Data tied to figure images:
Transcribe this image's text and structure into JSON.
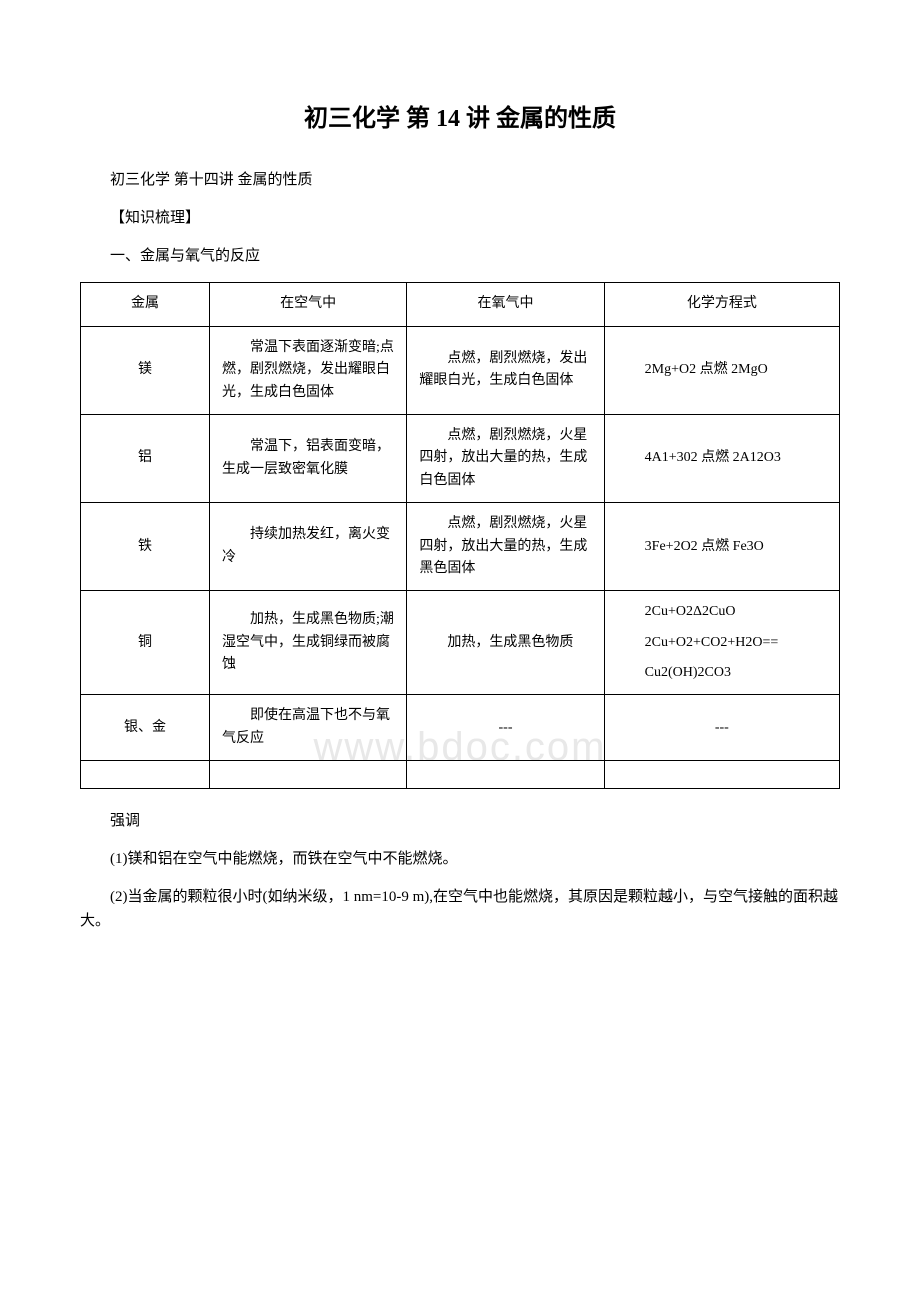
{
  "title": "初三化学 第 14 讲 金属的性质",
  "subtitle": "初三化学 第十四讲 金属的性质",
  "section_label": "【知识梳理】",
  "section_heading": "一、金属与氧气的反应",
  "watermark": "www.bdoc.com",
  "table": {
    "headers": {
      "metal": "金属",
      "air": "在空气中",
      "oxygen": "在氧气中",
      "equation": "化学方程式"
    },
    "rows": [
      {
        "metal": "镁",
        "air": "常温下表面逐渐变暗;点燃，剧烈燃烧，发出耀眼白光，生成白色固体",
        "oxygen": "点燃，剧烈燃烧，发出耀眼白光，生成白色固体",
        "equation": "2Mg+O2 点燃 2MgO"
      },
      {
        "metal": "铝",
        "air": "常温下，铝表面变暗，生成一层致密氧化膜",
        "oxygen": "点燃，剧烈燃烧，火星四射，放出大量的热，生成白色固体",
        "equation": "4A1+302 点燃 2A12O3"
      },
      {
        "metal": "铁",
        "air": "持续加热发红，离火变冷",
        "oxygen": "点燃，剧烈燃烧，火星四射，放出大量的热，生成黑色固体",
        "equation": "3Fe+2O2 点燃 Fe3O"
      },
      {
        "metal": "铜",
        "air": "加热，生成黑色物质;潮湿空气中，生成铜绿而被腐蚀",
        "oxygen": "加热，生成黑色物质",
        "equations": [
          "2Cu+O2Δ2CuO",
          "2Cu+O2+CO2+H2O==",
          "Cu2(OH)2CO3"
        ]
      },
      {
        "metal": "银、金",
        "air": "即使在高温下也不与氧气反应",
        "oxygen": "---",
        "equation": "---"
      }
    ]
  },
  "notes": {
    "emphasis": "强调",
    "note1": "(1)镁和铝在空气中能燃烧，而铁在空气中不能燃烧。",
    "note2": "(2)当金属的颗粒很小时(如纳米级，1 nm=10-9 m),在空气中也能燃烧，其原因是颗粒越小，与空气接触的面积越大。"
  },
  "styles": {
    "body_width": 920,
    "body_bg": "#ffffff",
    "text_color": "#000000",
    "border_color": "#000000",
    "watermark_color": "#e8e8e8",
    "title_fontsize": 24,
    "body_fontsize": 15,
    "table_fontsize": 14
  }
}
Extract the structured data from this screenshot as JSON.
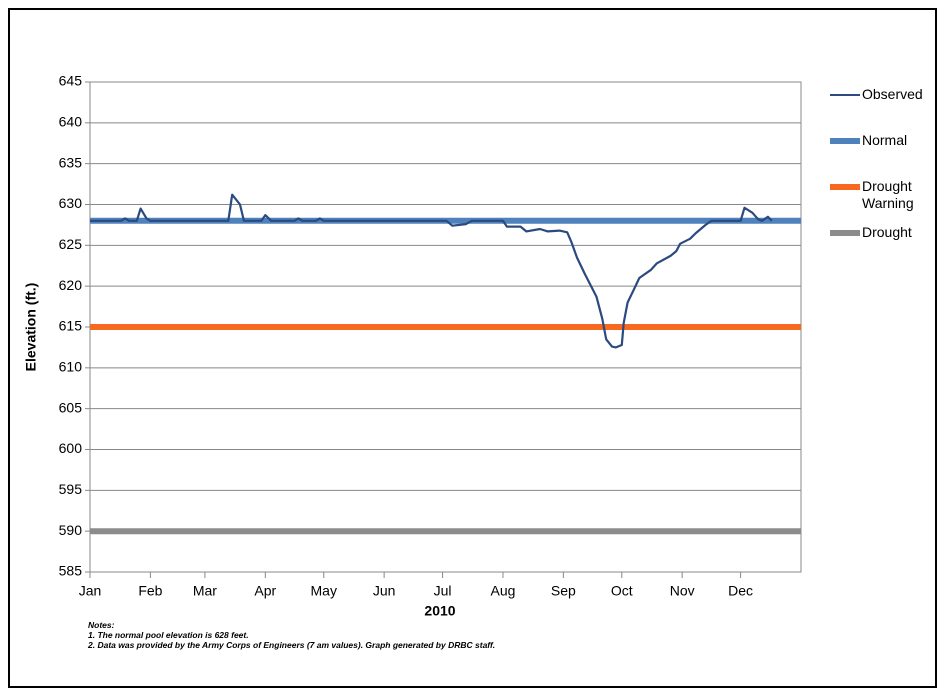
{
  "chart_data": {
    "type": "line",
    "xlabel": "2010",
    "ylabel": "Elevation (ft.)",
    "xlim": [
      0,
      365
    ],
    "xticks": [
      {
        "value": 0,
        "label": "Jan"
      },
      {
        "value": 31,
        "label": "Feb"
      },
      {
        "value": 59,
        "label": "Mar"
      },
      {
        "value": 90,
        "label": "Apr"
      },
      {
        "value": 120,
        "label": "May"
      },
      {
        "value": 151,
        "label": "Jun"
      },
      {
        "value": 181,
        "label": "Jul"
      },
      {
        "value": 212,
        "label": "Aug"
      },
      {
        "value": 243,
        "label": "Sep"
      },
      {
        "value": 273,
        "label": "Oct"
      },
      {
        "value": 304,
        "label": "Nov"
      },
      {
        "value": 334,
        "label": "Dec"
      }
    ],
    "ylim": [
      585,
      645
    ],
    "yticks": [
      585,
      590,
      595,
      600,
      605,
      610,
      615,
      620,
      625,
      630,
      635,
      640,
      645
    ],
    "grid": true,
    "legend": "right",
    "series": [
      {
        "name": "Observed",
        "color": "#2b4a80",
        "width": 2.2,
        "x": [
          0,
          16,
          18,
          20,
          24,
          26,
          29,
          31,
          71,
          73,
          77,
          79,
          88,
          90,
          93,
          105,
          107,
          109,
          116,
          118,
          120,
          183,
          186,
          193,
          196,
          212,
          214,
          221,
          224,
          231,
          235,
          241,
          245,
          247,
          250,
          254,
          260,
          263,
          265,
          268,
          270,
          273,
          274,
          276,
          279,
          282,
          288,
          291,
          298,
          301,
          303,
          308,
          311,
          316,
          319,
          334,
          336,
          340,
          343,
          345,
          348,
          350
        ],
        "values": [
          628,
          628,
          628.3,
          628,
          628,
          629.5,
          628.3,
          628,
          628,
          631.2,
          630,
          628,
          628,
          628.7,
          628,
          628,
          628.3,
          628,
          628,
          628.3,
          628,
          628,
          627.4,
          627.6,
          628,
          628,
          627.3,
          627.3,
          626.7,
          627,
          626.7,
          626.8,
          626.6,
          625.5,
          623.5,
          621.5,
          618.7,
          616,
          613.5,
          612.6,
          612.5,
          612.8,
          615.5,
          618,
          619.5,
          621,
          622,
          622.8,
          623.7,
          624.3,
          625.2,
          625.8,
          626.5,
          627.5,
          628,
          628,
          629.6,
          629,
          628.2,
          628,
          628.5,
          628
        ]
      },
      {
        "name": "Normal",
        "color": "#4f81bd",
        "width": 6,
        "x": [
          0,
          365
        ],
        "values": [
          628,
          628
        ]
      },
      {
        "name": "Drought Warning",
        "color": "#f7691e",
        "width": 6,
        "x": [
          0,
          365
        ],
        "values": [
          615,
          615
        ]
      },
      {
        "name": "Drought",
        "color": "#8c8c8c",
        "width": 6,
        "x": [
          0,
          365
        ],
        "values": [
          590,
          590
        ]
      }
    ]
  },
  "notes": {
    "heading": "Notes:",
    "lines": [
      "1. The normal pool elevation is 628 feet.",
      "2. Data was provided by the Army Corps of Engineers (7 am values). Graph generated by DRBC staff."
    ]
  }
}
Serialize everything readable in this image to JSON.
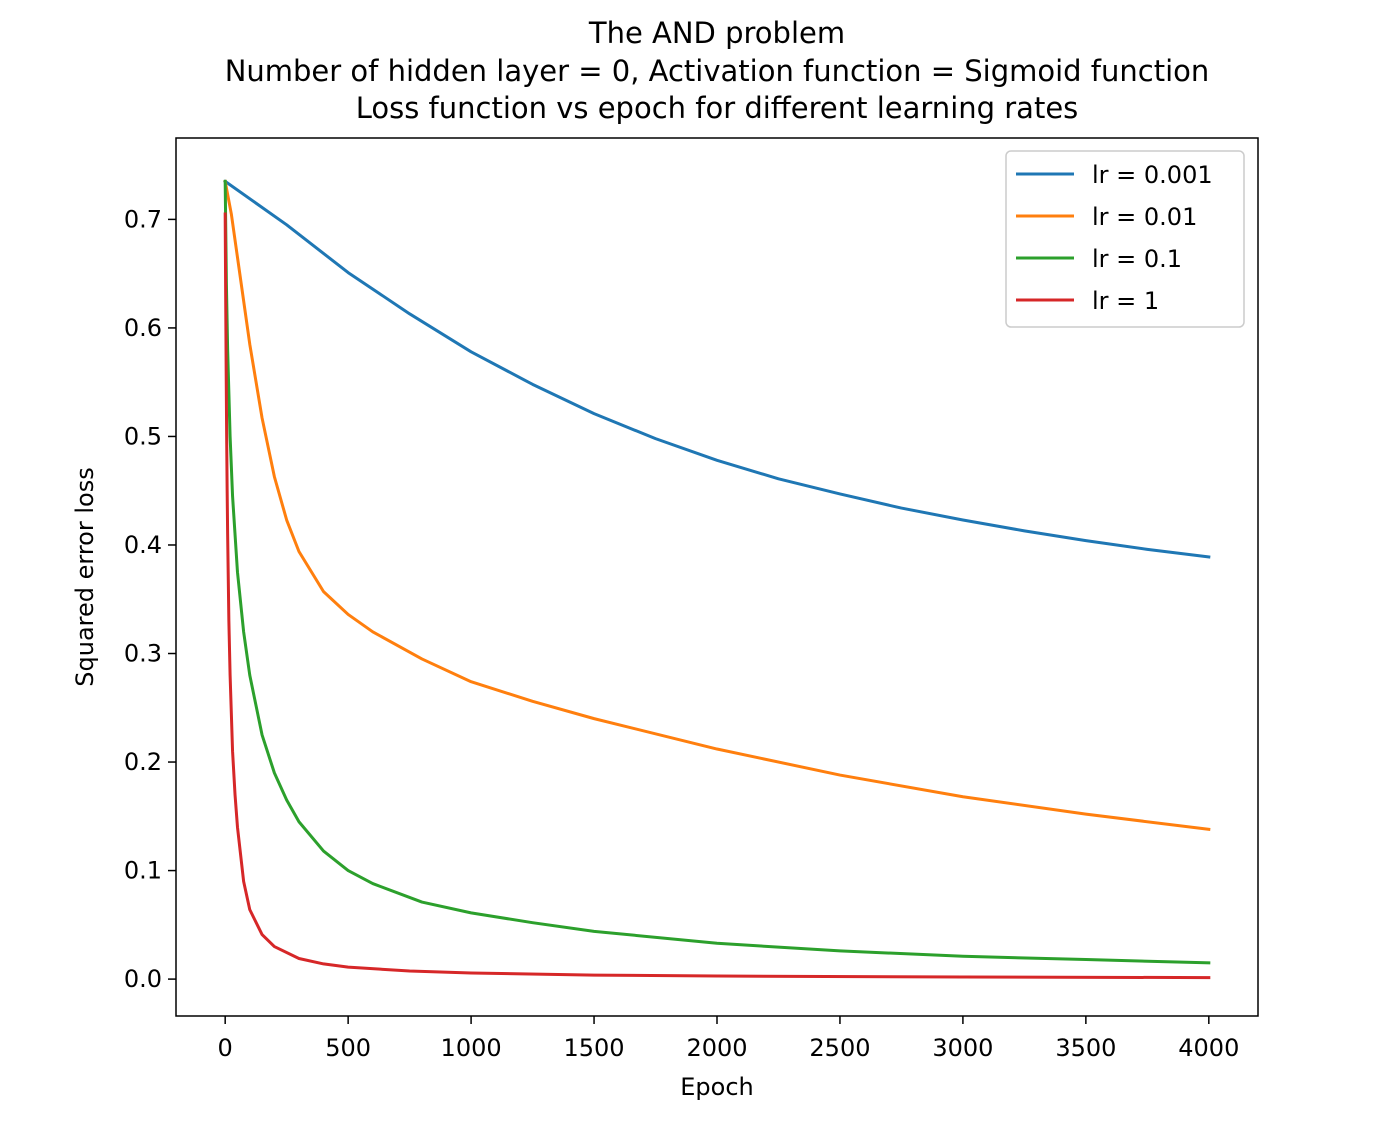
{
  "chart_data": {
    "type": "line",
    "title": [
      "The AND problem",
      "Number of hidden layer = 0, Activation function = Sigmoid function",
      "Loss function vs epoch for different learning rates"
    ],
    "xlabel": "Epoch",
    "ylabel": "Squared error loss",
    "xlim": [
      -200,
      4200
    ],
    "ylim": [
      -0.034,
      0.775
    ],
    "xticks": [
      0,
      500,
      1000,
      1500,
      2000,
      2500,
      3000,
      3500,
      4000
    ],
    "xtick_labels": [
      "0",
      "500",
      "1000",
      "1500",
      "2000",
      "2500",
      "3000",
      "3500",
      "4000"
    ],
    "yticks": [
      0.0,
      0.1,
      0.2,
      0.3,
      0.4,
      0.5,
      0.6,
      0.7
    ],
    "ytick_labels": [
      "0.0",
      "0.1",
      "0.2",
      "0.3",
      "0.4",
      "0.5",
      "0.6",
      "0.7"
    ],
    "grid": false,
    "legend_position": "top-right",
    "series": [
      {
        "name": "lr = 0.001",
        "color": "#1f77b4",
        "x": [
          0,
          250,
          500,
          750,
          1000,
          1250,
          1500,
          1750,
          2000,
          2250,
          2500,
          2750,
          3000,
          3250,
          3500,
          3750,
          4000
        ],
        "y": [
          0.735,
          0.695,
          0.651,
          0.613,
          0.578,
          0.548,
          0.521,
          0.498,
          0.478,
          0.461,
          0.447,
          0.434,
          0.423,
          0.413,
          0.404,
          0.396,
          0.389
        ]
      },
      {
        "name": "lr = 0.01",
        "color": "#ff7f0e",
        "x": [
          0,
          25,
          50,
          100,
          150,
          200,
          250,
          300,
          400,
          500,
          600,
          800,
          1000,
          1250,
          1500,
          2000,
          2500,
          3000,
          3500,
          4000
        ],
        "y": [
          0.735,
          0.705,
          0.665,
          0.585,
          0.517,
          0.463,
          0.423,
          0.394,
          0.357,
          0.336,
          0.32,
          0.295,
          0.274,
          0.256,
          0.24,
          0.212,
          0.188,
          0.168,
          0.152,
          0.138
        ]
      },
      {
        "name": "lr = 0.1",
        "color": "#2ca02c",
        "x": [
          0,
          5,
          10,
          20,
          30,
          50,
          75,
          100,
          150,
          200,
          250,
          300,
          400,
          500,
          600,
          800,
          1000,
          1250,
          1500,
          2000,
          2500,
          3000,
          3500,
          4000
        ],
        "y": [
          0.735,
          0.64,
          0.58,
          0.5,
          0.445,
          0.375,
          0.32,
          0.28,
          0.225,
          0.19,
          0.165,
          0.145,
          0.118,
          0.1,
          0.088,
          0.071,
          0.061,
          0.052,
          0.044,
          0.033,
          0.026,
          0.021,
          0.018,
          0.015
        ]
      },
      {
        "name": "lr = 1",
        "color": "#d62728",
        "x": [
          0,
          2,
          4,
          6,
          8,
          10,
          15,
          20,
          30,
          40,
          50,
          75,
          100,
          150,
          200,
          300,
          400,
          500,
          750,
          1000,
          1500,
          2000,
          3000,
          4000
        ],
        "y": [
          0.705,
          0.63,
          0.56,
          0.5,
          0.45,
          0.41,
          0.33,
          0.28,
          0.21,
          0.17,
          0.14,
          0.09,
          0.064,
          0.041,
          0.03,
          0.019,
          0.014,
          0.011,
          0.0075,
          0.0056,
          0.0037,
          0.0028,
          0.0019,
          0.0014
        ]
      }
    ]
  }
}
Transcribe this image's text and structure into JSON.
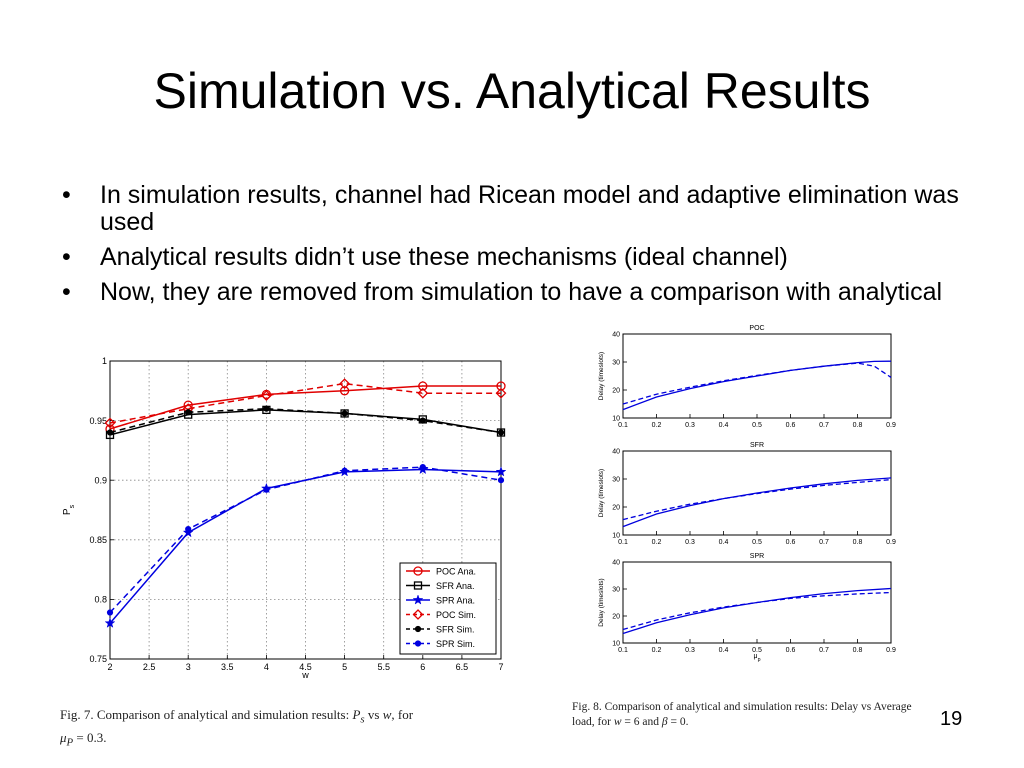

* What to work on *
Copy every line above that holds the word "name".

* Written solution *
        "name": "Observed",
        "name": "Normal",
        "name": "Drought Warning",
        "name": "Drought",
        "name": "lr = 0.001",
        "name": "lr = 0.01",
        "name": "lr = 0.1",
        "name": "lr = 1",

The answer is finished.